--- Start Items ---

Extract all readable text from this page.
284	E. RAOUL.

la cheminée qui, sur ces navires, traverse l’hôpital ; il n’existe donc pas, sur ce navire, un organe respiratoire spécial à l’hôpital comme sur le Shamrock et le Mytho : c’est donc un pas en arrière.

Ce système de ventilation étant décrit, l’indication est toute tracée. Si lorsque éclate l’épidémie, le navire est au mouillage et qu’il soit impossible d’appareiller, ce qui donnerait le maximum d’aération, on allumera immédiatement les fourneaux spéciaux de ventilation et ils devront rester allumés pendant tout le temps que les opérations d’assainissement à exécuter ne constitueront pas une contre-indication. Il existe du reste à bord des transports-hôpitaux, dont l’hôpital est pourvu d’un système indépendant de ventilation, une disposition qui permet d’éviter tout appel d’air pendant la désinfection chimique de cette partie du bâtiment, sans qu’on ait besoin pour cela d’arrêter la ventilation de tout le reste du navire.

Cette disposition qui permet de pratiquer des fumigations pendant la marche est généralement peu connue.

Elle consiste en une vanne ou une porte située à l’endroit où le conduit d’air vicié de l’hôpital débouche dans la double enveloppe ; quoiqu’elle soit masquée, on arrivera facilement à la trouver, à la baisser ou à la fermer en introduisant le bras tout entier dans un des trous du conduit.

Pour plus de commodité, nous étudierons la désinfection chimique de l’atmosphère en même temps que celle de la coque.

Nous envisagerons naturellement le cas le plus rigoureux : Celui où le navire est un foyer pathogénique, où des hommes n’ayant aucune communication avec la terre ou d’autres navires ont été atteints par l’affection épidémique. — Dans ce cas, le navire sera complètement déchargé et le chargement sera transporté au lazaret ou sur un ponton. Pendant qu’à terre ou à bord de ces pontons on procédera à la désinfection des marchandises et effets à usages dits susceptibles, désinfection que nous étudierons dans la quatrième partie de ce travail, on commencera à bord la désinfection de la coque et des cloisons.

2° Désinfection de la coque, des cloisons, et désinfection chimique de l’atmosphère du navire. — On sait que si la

--- End Items ---

● Task to complete:
Search the lines for "soit". Copy each line that has it.

● Complete response:
Ce système de ventilation étant décrit, l’indication est toute tracée. Si lorsque éclate l’épidémie, le navire est au mouillage et qu’il soit impossible d’appareiller, ce qui donnerait le maximum d’aération, on allumera immédiatement les fourneaux spéciaux de ventilation et ils devront rester allumés pendant tout le temps que les opérations d’assainissement à exécuter ne constitueront pas une contre-indication. Il existe du reste à bord des transports-hôpitaux, dont l’hôpital est pourvu d’un système indépendant de ventilation, une disposition qui permet d’éviter tout appel d’air pendant la désinfection chimique de cette partie du bâtiment, sans qu’on ait besoin pour cela d’arrêter la ventilation de tout le reste du navire.
Elle consiste en une vanne ou une porte située à l’endroit où le conduit d’air vicié de l’hôpital débouche dans la double enveloppe ; quoiqu’elle soit masquée, on arrivera facilement à la trouver, à la baisser ou à la fermer en introduisant le bras tout entier dans un des trous du conduit.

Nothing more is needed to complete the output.